Given exercise -
Please find all lines in the data that hold the string "page" and copy them.

------------------------------------------------

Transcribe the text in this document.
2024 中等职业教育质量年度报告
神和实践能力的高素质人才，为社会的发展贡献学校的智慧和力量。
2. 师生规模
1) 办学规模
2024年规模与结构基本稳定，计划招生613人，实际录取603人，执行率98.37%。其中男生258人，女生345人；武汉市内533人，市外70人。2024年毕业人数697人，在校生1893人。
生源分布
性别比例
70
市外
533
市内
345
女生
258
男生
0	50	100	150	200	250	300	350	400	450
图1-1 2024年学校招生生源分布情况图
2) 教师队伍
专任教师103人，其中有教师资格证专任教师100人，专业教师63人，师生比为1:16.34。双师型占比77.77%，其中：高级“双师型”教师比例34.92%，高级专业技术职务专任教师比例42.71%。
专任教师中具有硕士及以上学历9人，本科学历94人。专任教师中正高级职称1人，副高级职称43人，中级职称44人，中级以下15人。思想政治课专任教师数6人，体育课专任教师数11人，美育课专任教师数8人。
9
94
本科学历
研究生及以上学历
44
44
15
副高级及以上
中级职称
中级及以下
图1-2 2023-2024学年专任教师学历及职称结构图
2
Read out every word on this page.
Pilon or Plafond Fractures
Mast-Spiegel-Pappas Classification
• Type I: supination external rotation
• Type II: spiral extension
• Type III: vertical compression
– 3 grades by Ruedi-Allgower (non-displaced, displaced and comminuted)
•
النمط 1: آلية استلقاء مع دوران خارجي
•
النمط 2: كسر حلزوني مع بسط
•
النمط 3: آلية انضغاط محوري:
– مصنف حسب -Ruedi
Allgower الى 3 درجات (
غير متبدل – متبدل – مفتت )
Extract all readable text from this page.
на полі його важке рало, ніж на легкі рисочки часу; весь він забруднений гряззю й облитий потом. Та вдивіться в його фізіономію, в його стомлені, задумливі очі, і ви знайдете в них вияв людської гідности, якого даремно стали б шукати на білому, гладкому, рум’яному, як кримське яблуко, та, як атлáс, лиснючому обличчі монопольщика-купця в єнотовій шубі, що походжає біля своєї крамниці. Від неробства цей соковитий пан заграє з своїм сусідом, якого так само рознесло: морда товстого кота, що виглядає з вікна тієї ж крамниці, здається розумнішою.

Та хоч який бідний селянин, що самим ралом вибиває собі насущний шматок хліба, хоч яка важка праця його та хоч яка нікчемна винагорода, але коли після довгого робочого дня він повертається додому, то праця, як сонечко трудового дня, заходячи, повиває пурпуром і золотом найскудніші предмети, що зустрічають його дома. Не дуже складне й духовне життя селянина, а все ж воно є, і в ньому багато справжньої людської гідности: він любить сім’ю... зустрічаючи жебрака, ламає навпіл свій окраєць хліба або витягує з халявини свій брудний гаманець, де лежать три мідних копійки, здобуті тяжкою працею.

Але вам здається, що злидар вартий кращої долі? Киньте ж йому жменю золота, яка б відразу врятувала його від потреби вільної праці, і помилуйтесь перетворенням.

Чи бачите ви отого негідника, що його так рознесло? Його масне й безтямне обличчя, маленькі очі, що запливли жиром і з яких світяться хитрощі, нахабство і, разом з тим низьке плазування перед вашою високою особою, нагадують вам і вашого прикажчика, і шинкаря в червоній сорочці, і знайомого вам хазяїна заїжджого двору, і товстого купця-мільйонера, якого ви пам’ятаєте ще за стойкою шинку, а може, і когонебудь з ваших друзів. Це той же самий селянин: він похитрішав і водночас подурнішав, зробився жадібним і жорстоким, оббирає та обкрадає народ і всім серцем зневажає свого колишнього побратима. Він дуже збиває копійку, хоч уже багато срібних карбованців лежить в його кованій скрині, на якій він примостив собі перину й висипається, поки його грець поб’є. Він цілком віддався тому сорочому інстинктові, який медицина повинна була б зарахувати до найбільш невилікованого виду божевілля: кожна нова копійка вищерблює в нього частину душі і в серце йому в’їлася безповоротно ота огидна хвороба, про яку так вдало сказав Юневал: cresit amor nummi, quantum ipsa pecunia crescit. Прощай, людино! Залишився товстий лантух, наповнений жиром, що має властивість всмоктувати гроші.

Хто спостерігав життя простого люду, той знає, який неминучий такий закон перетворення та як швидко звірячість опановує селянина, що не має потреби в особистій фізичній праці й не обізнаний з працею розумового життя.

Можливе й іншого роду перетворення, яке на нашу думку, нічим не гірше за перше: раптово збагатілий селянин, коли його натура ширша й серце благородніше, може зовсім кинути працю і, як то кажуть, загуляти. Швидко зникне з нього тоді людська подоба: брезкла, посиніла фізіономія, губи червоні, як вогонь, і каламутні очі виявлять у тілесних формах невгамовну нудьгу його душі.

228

------------------------------------------------

Exercise output -
Read out every word on this page.
Extract all readable text from this page.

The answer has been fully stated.